[CHALLENGE] Copy out all the lines exactly. Omit pictures.
***** SUPPLIED MATERIAL *****
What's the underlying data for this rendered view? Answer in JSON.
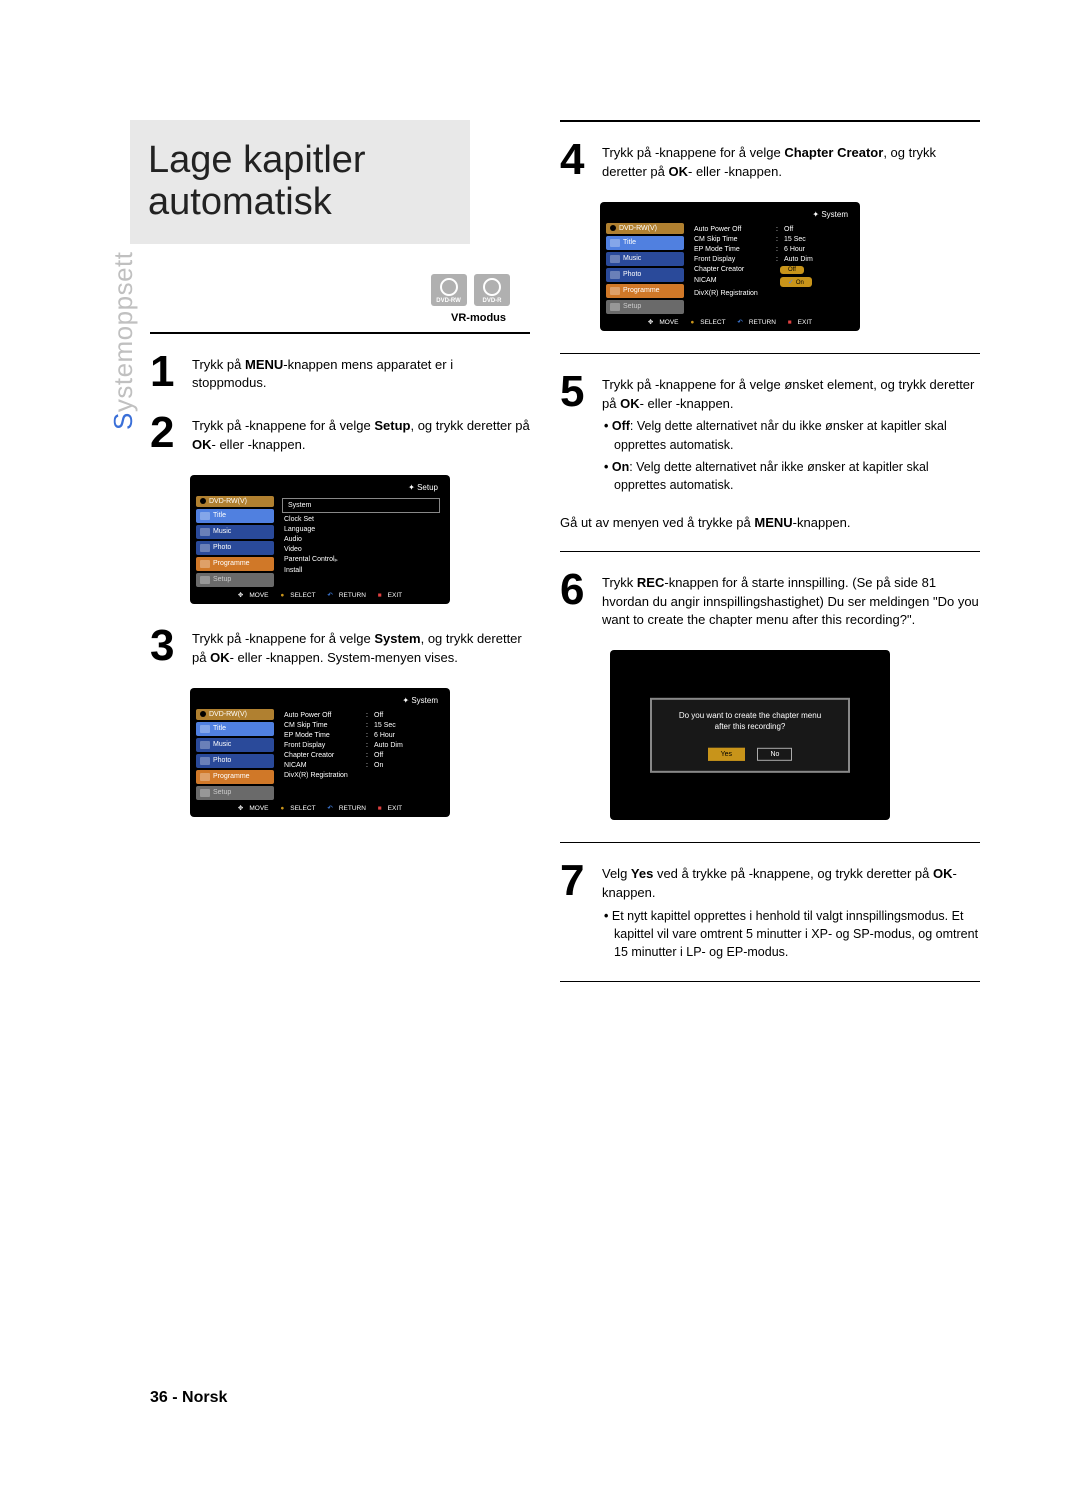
{
  "title_line1": "Lage kapitler",
  "title_line2": "automatisk",
  "disc_badges": [
    "DVD-RW",
    "DVD-R"
  ],
  "vr_modus": "VR-modus",
  "side_tab_accent": "S",
  "side_tab_rest": "ystemoppsett",
  "steps_left": {
    "s1": {
      "num": "1",
      "text_pre": "Trykk på ",
      "bold1": "MENU",
      "text_post": "-knappen mens apparatet er i stoppmodus."
    },
    "s2": {
      "num": "2",
      "parts": [
        "Trykk på        -knappene for å velge ",
        "Setup",
        ", og trykk deretter på ",
        "OK",
        "- eller     -knappen."
      ]
    },
    "s3": {
      "num": "3",
      "parts": [
        "Trykk på        -knappene for å velge ",
        "System",
        ", og trykk deretter på ",
        "OK",
        "- eller     -knappen. System-menyen vises."
      ]
    }
  },
  "steps_right": {
    "s4": {
      "num": "4",
      "parts": [
        "Trykk på        -knappene for å velge ",
        "Chapter Creator",
        ", og trykk deretter på ",
        "OK",
        "- eller     -knappen."
      ]
    },
    "s5": {
      "num": "5",
      "parts": [
        "Trykk på        -knappene for å velge ønsket element, og trykk deretter på ",
        "OK",
        "- eller     -knappen."
      ],
      "bullets": [
        {
          "lead": "Off",
          "text": ": Velg dette alternativet når du ikke ønsker at kapitler skal opprettes automatisk."
        },
        {
          "lead": "On",
          "text": ": Velg dette alternativet når ikke ønsker at kapitler skal opprettes automatisk."
        }
      ],
      "exit_pre": "Gå ut av menyen ved å trykke på ",
      "exit_bold": "MENU",
      "exit_post": "-knappen."
    },
    "s6": {
      "num": "6",
      "parts": [
        "Trykk ",
        "REC",
        "-knappen for å starte innspilling. (Se på side 81 hvordan du angir innspillingshastighet) Du ser meldingen \"Do you want to create the chapter menu after this recording?\"."
      ]
    },
    "s7": {
      "num": "7",
      "parts": [
        "Velg ",
        "Yes",
        " ved å trykke på           -knappene, og trykk deretter på ",
        "OK",
        "-knappen."
      ],
      "bullet": "Et nytt kapittel opprettes i henhold til valgt innspillingsmodus. Et kapittel vil vare omtrent 5 minutter i XP- og SP-modus, og omtrent 15 minutter i LP- og EP-modus."
    }
  },
  "screens": {
    "setup": {
      "header": "Setup",
      "nav_top": "DVD-RW(V)",
      "nav": [
        "Title",
        "Music",
        "Photo",
        "Programme",
        "Setup"
      ],
      "items": [
        "System",
        "Clock Set",
        "Language",
        "Audio",
        "Video",
        "Parental Control",
        "Install"
      ]
    },
    "system1": {
      "header": "System",
      "nav_top": "DVD-RW(V)",
      "nav": [
        "Title",
        "Music",
        "Photo",
        "Programme",
        "Setup"
      ],
      "rows": [
        {
          "k": "Auto Power Off",
          "v": "Off"
        },
        {
          "k": "CM Skip Time",
          "v": "15 Sec"
        },
        {
          "k": "EP Mode Time",
          "v": "6 Hour"
        },
        {
          "k": "Front Display",
          "v": "Auto Dim"
        },
        {
          "k": "Chapter Creator",
          "v": "Off"
        },
        {
          "k": "NICAM",
          "v": "On"
        },
        {
          "k": "DivX(R) Registration",
          "v": ""
        }
      ]
    },
    "system2": {
      "header": "System",
      "nav_top": "DVD-RW(V)",
      "nav": [
        "Title",
        "Music",
        "Photo",
        "Programme",
        "Setup"
      ],
      "rows": [
        {
          "k": "Auto Power Off",
          "v": "Off"
        },
        {
          "k": "CM Skip Time",
          "v": "15 Sec"
        },
        {
          "k": "EP Mode Time",
          "v": "6 Hour"
        },
        {
          "k": "Front Display",
          "v": "Auto Dim"
        },
        {
          "k": "Chapter Creator",
          "v": "",
          "opt": "Off"
        },
        {
          "k": "NICAM",
          "v": "",
          "opt": "On",
          "check": true
        },
        {
          "k": "DivX(R) Registration",
          "v": ""
        }
      ]
    },
    "footer": {
      "move": "MOVE",
      "select": "SELECT",
      "return": "RETURN",
      "exit": "EXIT"
    }
  },
  "dialog": {
    "line1": "Do you want to create the chapter menu",
    "line2": "after this recording?",
    "yes": "Yes",
    "no": "No"
  },
  "page_number": "36 -",
  "page_lang": "Norsk"
}
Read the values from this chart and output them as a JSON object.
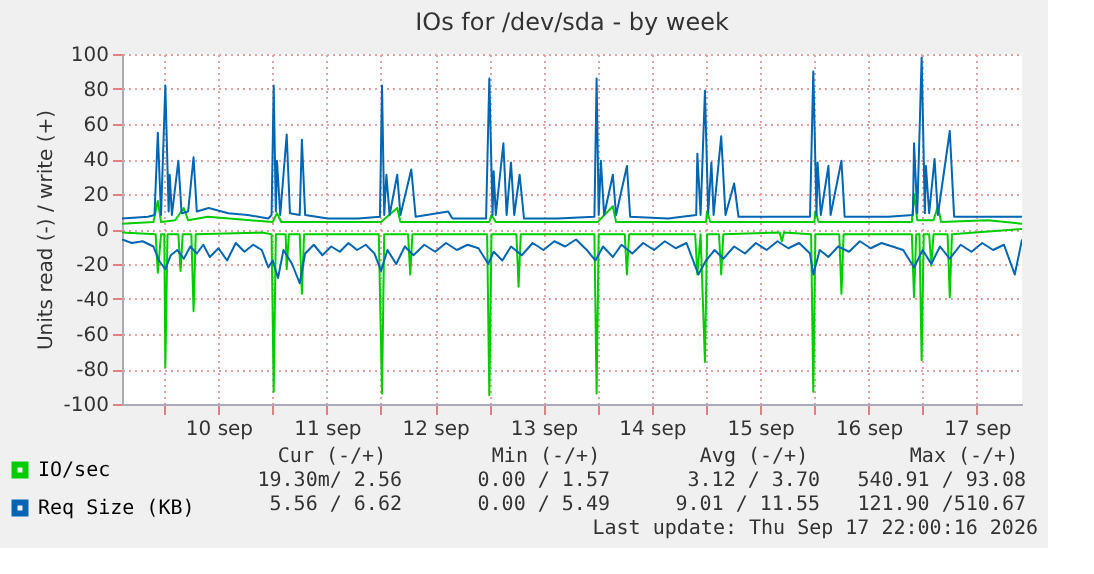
*****
[THE COMPLETED TASK]
What's the underlying data for this rendered view? Answer in JSON.
{
  "title_line1": "Lage kapitler",
  "title_line2": "automatisk",
  "disc_badges": [
    "DVD-RW",
    "DVD-R"
  ],
  "vr_modus": "VR-modus",
  "side_tab_accent": "S",
  "side_tab_rest": "ystemoppsett",
  "steps_left": {
    "s1": {
      "num": "1",
      "text_pre": "Trykk på ",
      "bold1": "MENU",
      "text_post": "-knappen mens apparatet er i stoppmodus."
    },
    "s2": {
      "num": "2",
      "parts": [
        "Trykk på        -knappene for å velge ",
        "Setup",
        ", og trykk deretter på ",
        "OK",
        "- eller     -knappen."
      ]
    },
    "s3": {
      "num": "3",
      "parts": [
        "Trykk på        -knappene for å velge ",
        "System",
        ", og trykk deretter på ",
        "OK",
        "- eller     -knappen. System-menyen vises."
      ]
    }
  },
  "steps_right": {
    "s4": {
      "num": "4",
      "parts": [
        "Trykk på        -knappene for å velge ",
        "Chapter Creator",
        ", og trykk deretter på ",
        "OK",
        "- eller     -knappen."
      ]
    },
    "s5": {
      "num": "5",
      "parts": [
        "Trykk på        -knappene for å velge ønsket element, og trykk deretter på ",
        "OK",
        "- eller     -knappen."
      ],
      "bullets": [
        {
          "lead": "Off",
          "text": ": Velg dette alternativet når du ikke ønsker at kapitler skal opprettes automatisk."
        },
        {
          "lead": "On",
          "text": ": Velg dette alternativet når ikke ønsker at kapitler skal opprettes automatisk."
        }
      ],
      "exit_pre": "Gå ut av menyen ved å trykke på ",
      "exit_bold": "MENU",
      "exit_post": "-knappen."
    },
    "s6": {
      "num": "6",
      "parts": [
        "Trykk ",
        "REC",
        "-knappen for å starte innspilling. (Se på side 81 hvordan du angir innspillingshastighet) Du ser meldingen \"Do you want to create the chapter menu after this recording?\"."
      ]
    },
    "s7": {
      "num": "7",
      "parts": [
        "Velg ",
        "Yes",
        " ved å trykke på           -knappene, og trykk deretter på ",
        "OK",
        "-knappen."
      ],
      "bullet": "Et nytt kapittel opprettes i henhold til valgt innspillingsmodus. Et kapittel vil vare omtrent 5 minutter i XP- og SP-modus, og omtrent 15 minutter i LP- og EP-modus."
    }
  },
  "screens": {
    "setup": {
      "header": "Setup",
      "nav_top": "DVD-RW(V)",
      "nav": [
        "Title",
        "Music",
        "Photo",
        "Programme",
        "Setup"
      ],
      "items": [
        "System",
        "Clock Set",
        "Language",
        "Audio",
        "Video",
        "Parental Control",
        "Install"
      ]
    },
    "system1": {
      "header": "System",
      "nav_top": "DVD-RW(V)",
      "nav": [
        "Title",
        "Music",
        "Photo",
        "Programme",
        "Setup"
      ],
      "rows": [
        {
          "k": "Auto Power Off",
          "v": "Off"
        },
        {
          "k": "CM Skip Time",
          "v": "15 Sec"
        },
        {
          "k": "EP Mode Time",
          "v": "6 Hour"
        },
        {
          "k": "Front Display",
          "v": "Auto Dim"
        },
        {
          "k": "Chapter Creator",
          "v": "Off"
        },
        {
          "k": "NICAM",
          "v": "On"
        },
        {
          "k": "DivX(R) Registration",
          "v": ""
        }
      ]
    },
    "system2": {
      "header": "System",
      "nav_top": "DVD-RW(V)",
      "nav": [
        "Title",
        "Music",
        "Photo",
        "Programme",
        "Setup"
      ],
      "rows": [
        {
          "k": "Auto Power Off",
          "v": "Off"
        },
        {
          "k": "CM Skip Time",
          "v": "15 Sec"
        },
        {
          "k": "EP Mode Time",
          "v": "6 Hour"
        },
        {
          "k": "Front Display",
          "v": "Auto Dim"
        },
        {
          "k": "Chapter Creator",
          "v": "",
          "opt": "Off"
        },
        {
          "k": "NICAM",
          "v": "",
          "opt": "On",
          "check": true
        },
        {
          "k": "DivX(R) Registration",
          "v": ""
        }
      ]
    },
    "footer": {
      "move": "MOVE",
      "select": "SELECT",
      "return": "RETURN",
      "exit": "EXIT"
    }
  },
  "dialog": {
    "line1": "Do you want to create the chapter menu",
    "line2": "after this recording?",
    "yes": "Yes",
    "no": "No"
  },
  "page_number": "36 -",
  "page_lang": "Norsk"
}
Read the values from this chart and output them as a JSON object.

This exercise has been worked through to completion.